_Short problem_: A single number is the answer here: how many lines of the entries contain "text"?

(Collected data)
******************************

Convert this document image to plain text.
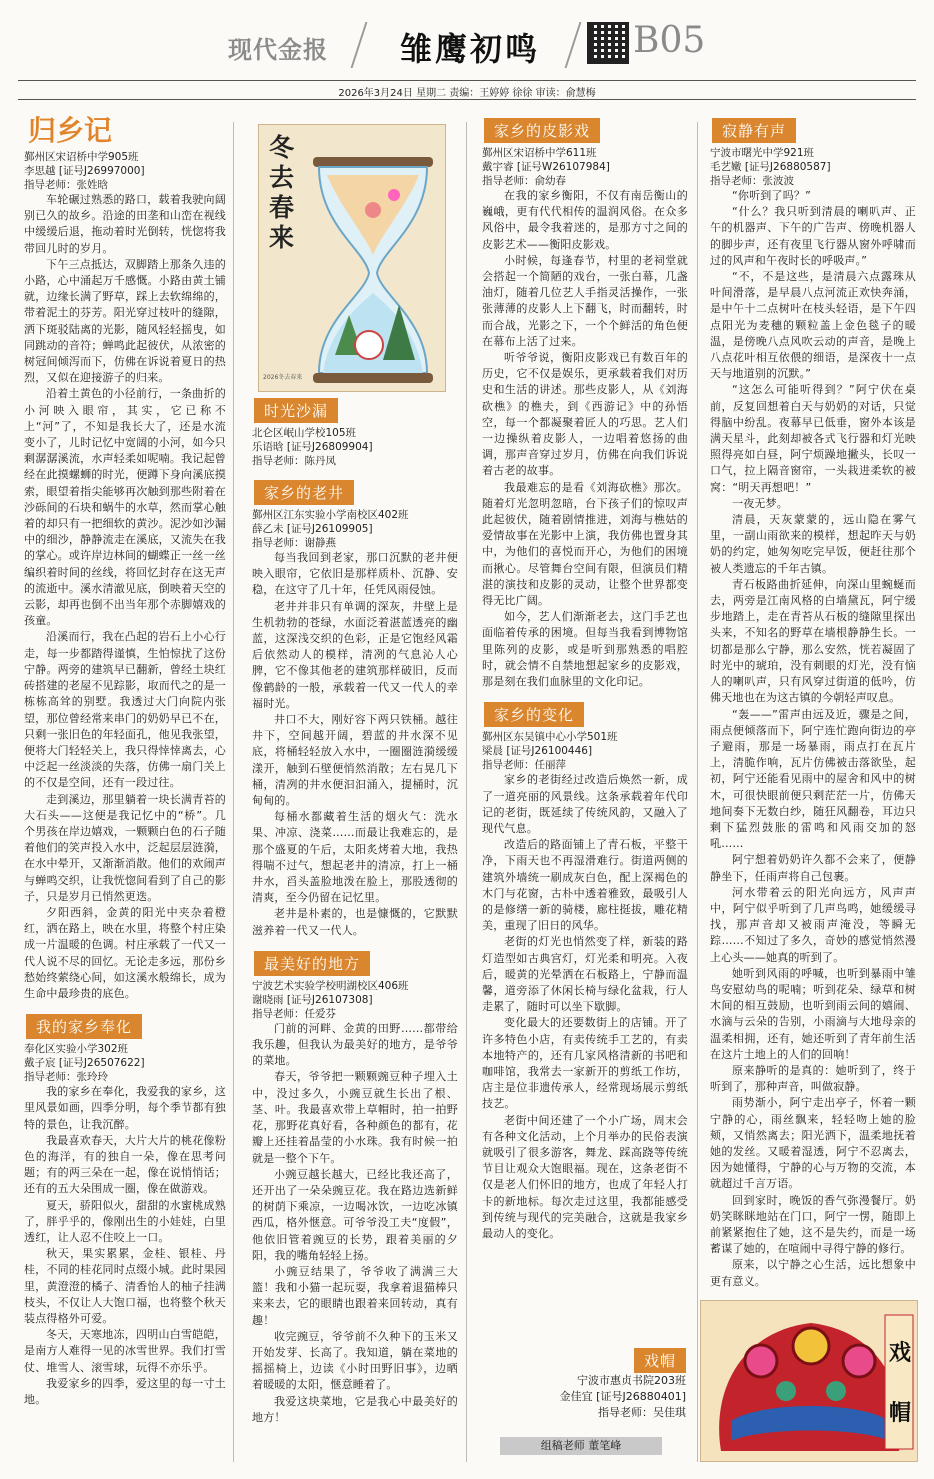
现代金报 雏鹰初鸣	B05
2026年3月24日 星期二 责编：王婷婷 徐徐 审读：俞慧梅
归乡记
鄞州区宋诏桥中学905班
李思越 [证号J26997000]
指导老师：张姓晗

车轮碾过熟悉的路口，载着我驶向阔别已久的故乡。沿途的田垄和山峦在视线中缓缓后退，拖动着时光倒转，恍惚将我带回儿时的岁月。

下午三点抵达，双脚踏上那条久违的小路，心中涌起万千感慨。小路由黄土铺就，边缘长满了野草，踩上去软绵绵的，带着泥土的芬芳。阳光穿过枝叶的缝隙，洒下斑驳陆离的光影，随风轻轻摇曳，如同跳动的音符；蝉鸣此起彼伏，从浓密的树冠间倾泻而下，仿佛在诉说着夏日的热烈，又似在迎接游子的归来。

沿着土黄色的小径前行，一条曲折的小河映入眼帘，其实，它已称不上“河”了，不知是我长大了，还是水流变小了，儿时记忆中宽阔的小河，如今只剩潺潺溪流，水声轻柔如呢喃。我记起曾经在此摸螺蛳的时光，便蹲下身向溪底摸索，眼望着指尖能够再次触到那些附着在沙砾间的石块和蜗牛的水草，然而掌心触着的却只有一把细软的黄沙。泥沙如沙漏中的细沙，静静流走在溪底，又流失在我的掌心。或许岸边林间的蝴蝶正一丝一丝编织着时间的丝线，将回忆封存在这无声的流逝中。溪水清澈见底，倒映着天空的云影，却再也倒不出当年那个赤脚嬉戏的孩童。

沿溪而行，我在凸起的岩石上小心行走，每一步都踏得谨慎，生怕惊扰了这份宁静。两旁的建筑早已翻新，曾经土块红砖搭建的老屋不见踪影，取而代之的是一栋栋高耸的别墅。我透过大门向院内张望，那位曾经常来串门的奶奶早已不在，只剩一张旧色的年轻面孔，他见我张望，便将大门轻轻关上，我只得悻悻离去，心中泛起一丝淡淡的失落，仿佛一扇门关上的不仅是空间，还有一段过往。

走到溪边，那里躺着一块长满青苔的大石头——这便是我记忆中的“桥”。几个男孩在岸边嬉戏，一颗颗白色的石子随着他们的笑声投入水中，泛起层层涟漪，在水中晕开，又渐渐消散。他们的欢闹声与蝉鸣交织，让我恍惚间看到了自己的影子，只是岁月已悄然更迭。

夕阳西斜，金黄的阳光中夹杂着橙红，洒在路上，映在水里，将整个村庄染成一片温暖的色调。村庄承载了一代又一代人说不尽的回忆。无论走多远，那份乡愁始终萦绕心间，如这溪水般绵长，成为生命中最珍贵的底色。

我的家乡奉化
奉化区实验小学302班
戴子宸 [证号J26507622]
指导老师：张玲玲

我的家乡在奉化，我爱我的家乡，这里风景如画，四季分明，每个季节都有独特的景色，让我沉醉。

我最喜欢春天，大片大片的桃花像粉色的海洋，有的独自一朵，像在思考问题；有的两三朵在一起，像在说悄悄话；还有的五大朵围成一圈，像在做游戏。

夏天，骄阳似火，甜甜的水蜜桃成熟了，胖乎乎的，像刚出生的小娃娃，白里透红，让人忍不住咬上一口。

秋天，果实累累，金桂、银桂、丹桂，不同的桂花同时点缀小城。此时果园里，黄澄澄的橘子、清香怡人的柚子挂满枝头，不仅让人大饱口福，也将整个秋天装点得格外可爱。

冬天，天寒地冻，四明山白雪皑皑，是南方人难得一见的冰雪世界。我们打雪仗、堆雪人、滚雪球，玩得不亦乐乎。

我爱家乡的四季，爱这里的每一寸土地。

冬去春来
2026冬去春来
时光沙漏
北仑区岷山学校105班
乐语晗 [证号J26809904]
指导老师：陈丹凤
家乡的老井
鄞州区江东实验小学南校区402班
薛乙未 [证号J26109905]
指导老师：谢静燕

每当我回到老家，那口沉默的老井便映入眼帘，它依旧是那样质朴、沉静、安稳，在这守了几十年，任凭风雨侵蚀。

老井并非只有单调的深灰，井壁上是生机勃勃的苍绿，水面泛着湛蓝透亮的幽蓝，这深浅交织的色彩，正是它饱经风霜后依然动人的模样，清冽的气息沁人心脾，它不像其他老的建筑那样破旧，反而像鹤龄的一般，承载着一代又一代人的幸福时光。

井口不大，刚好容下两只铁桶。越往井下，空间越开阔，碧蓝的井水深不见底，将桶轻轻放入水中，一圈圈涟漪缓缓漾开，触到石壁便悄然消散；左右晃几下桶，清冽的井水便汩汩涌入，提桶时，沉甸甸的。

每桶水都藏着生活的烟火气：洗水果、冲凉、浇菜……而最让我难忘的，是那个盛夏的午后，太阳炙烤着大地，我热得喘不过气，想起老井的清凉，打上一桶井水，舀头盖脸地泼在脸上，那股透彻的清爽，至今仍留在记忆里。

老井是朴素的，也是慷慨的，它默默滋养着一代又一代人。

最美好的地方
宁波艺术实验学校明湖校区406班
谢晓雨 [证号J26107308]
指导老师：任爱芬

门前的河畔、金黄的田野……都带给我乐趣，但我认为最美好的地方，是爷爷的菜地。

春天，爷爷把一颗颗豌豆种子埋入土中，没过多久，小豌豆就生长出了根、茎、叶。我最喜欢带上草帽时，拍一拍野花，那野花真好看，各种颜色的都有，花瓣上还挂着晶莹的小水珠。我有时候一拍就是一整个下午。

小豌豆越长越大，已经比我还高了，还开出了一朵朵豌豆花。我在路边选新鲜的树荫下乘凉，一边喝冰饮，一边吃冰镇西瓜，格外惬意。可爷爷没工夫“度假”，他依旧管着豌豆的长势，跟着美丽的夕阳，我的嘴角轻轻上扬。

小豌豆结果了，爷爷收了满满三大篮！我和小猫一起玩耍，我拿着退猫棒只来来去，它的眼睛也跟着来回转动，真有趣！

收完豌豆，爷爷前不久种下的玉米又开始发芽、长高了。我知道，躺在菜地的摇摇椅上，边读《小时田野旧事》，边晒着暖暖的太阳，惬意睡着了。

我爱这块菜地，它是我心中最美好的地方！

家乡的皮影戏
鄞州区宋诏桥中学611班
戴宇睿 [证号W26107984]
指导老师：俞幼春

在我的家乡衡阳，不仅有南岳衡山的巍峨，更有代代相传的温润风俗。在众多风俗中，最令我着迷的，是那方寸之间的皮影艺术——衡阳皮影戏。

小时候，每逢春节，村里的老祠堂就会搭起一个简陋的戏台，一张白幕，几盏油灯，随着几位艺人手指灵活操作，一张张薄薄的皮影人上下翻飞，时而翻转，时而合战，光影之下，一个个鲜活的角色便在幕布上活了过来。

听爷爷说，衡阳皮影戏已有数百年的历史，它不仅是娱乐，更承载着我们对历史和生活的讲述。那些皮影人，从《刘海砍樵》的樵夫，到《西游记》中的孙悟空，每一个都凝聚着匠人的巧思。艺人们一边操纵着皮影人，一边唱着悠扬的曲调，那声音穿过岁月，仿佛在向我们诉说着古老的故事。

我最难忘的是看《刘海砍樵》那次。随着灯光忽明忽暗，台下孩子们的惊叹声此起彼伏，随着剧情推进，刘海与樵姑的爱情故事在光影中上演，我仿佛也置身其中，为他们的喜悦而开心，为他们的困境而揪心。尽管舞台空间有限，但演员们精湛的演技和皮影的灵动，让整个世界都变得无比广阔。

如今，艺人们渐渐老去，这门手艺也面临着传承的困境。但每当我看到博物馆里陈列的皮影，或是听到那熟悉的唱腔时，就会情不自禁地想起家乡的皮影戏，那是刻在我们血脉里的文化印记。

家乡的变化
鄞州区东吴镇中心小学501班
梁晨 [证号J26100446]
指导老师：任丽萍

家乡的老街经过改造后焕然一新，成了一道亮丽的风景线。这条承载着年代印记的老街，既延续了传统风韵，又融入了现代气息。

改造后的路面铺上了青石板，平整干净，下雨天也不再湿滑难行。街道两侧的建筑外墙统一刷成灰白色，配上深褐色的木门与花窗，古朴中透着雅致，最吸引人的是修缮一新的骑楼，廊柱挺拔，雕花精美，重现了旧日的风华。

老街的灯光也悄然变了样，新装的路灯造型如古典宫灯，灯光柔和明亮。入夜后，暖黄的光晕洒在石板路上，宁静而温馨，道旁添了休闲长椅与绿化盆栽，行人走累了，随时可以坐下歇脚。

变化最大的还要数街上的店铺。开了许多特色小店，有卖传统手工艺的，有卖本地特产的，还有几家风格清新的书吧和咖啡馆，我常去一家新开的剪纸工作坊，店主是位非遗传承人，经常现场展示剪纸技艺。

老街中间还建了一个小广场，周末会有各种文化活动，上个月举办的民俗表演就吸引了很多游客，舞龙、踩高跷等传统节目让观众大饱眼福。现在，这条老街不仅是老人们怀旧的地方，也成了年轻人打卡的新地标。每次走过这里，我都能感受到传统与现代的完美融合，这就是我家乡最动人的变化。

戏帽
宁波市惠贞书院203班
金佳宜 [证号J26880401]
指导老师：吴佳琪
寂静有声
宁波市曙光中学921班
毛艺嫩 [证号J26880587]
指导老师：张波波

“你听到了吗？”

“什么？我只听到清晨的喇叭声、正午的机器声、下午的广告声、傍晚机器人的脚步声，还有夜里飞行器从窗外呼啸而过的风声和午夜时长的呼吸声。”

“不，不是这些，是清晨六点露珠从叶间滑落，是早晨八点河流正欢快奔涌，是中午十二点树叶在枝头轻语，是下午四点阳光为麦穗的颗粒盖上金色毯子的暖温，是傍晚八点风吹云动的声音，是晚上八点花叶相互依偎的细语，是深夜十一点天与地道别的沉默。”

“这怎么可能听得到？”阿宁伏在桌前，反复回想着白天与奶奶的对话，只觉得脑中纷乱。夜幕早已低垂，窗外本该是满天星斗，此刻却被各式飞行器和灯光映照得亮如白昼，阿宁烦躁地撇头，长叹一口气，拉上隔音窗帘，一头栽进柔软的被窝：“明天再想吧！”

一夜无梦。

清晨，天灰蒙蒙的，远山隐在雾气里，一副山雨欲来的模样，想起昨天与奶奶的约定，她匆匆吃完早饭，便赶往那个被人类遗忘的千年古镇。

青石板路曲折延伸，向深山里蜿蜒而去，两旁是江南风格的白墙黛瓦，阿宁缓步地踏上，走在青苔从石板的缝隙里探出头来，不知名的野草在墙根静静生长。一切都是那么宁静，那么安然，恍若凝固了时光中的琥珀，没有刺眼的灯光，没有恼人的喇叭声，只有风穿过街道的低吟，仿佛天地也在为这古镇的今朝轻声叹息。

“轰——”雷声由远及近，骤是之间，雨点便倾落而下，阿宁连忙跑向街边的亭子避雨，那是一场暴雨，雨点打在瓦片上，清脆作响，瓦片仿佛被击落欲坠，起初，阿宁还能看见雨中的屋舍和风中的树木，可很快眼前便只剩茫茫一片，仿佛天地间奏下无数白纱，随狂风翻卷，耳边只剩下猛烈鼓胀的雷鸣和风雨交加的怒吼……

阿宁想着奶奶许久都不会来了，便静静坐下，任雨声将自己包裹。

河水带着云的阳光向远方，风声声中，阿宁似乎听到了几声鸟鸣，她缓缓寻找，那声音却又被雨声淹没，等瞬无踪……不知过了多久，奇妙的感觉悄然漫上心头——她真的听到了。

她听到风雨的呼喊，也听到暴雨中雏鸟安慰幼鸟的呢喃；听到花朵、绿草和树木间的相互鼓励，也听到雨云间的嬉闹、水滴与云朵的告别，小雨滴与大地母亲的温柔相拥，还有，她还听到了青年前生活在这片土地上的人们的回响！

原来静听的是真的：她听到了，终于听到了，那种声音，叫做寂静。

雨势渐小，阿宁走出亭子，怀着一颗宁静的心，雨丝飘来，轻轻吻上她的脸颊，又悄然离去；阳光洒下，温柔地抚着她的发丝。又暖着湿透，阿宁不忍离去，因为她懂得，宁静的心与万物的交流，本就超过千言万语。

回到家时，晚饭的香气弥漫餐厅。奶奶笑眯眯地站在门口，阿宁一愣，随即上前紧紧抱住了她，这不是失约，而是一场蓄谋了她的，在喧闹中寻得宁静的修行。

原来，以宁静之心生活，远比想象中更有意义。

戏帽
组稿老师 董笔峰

******************************

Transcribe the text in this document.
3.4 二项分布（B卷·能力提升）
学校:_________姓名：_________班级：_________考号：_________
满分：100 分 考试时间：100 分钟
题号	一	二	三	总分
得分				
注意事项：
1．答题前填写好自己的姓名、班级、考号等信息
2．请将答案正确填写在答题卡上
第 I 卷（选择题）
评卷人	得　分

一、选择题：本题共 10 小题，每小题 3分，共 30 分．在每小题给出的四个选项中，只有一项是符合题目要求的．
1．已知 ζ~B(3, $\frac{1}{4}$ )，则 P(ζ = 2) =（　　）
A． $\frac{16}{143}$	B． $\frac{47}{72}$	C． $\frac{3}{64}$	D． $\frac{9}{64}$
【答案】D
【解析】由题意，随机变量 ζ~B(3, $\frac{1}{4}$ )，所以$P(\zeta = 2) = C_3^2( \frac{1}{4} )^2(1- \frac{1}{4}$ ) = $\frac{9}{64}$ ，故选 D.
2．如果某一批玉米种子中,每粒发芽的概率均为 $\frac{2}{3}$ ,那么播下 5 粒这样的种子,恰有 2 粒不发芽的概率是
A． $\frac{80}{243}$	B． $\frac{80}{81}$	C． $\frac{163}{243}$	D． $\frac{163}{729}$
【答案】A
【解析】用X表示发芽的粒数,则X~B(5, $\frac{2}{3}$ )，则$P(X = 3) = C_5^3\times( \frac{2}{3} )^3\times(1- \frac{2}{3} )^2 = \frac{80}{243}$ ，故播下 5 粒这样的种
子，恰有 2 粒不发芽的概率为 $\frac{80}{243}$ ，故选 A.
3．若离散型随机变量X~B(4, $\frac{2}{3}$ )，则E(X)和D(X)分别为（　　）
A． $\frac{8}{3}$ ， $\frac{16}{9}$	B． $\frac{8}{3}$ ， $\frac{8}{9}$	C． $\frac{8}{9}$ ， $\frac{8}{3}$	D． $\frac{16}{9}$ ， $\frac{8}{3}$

******************************

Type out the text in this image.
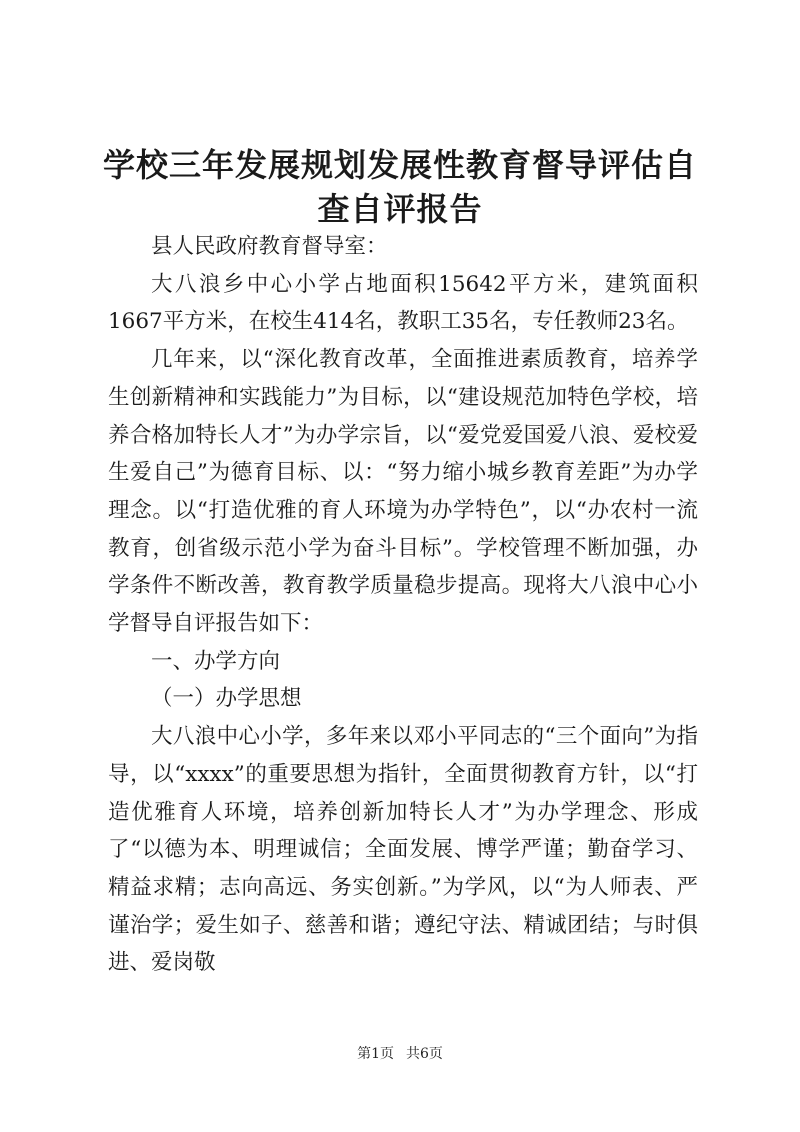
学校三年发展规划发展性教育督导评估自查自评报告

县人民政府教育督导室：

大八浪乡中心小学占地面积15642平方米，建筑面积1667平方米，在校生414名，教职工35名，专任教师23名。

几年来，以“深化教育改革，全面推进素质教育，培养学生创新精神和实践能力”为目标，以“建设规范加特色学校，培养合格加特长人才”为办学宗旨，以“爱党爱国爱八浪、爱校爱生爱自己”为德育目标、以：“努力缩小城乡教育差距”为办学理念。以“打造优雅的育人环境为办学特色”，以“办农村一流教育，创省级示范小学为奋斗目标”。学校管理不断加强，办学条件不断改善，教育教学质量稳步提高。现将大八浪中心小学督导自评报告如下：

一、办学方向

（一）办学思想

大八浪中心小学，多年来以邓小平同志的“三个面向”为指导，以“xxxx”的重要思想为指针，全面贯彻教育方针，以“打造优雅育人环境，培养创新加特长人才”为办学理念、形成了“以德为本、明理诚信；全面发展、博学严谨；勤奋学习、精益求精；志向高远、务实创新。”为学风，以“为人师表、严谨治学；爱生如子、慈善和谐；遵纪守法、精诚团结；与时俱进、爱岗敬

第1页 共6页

******************************

_Right answer_: 3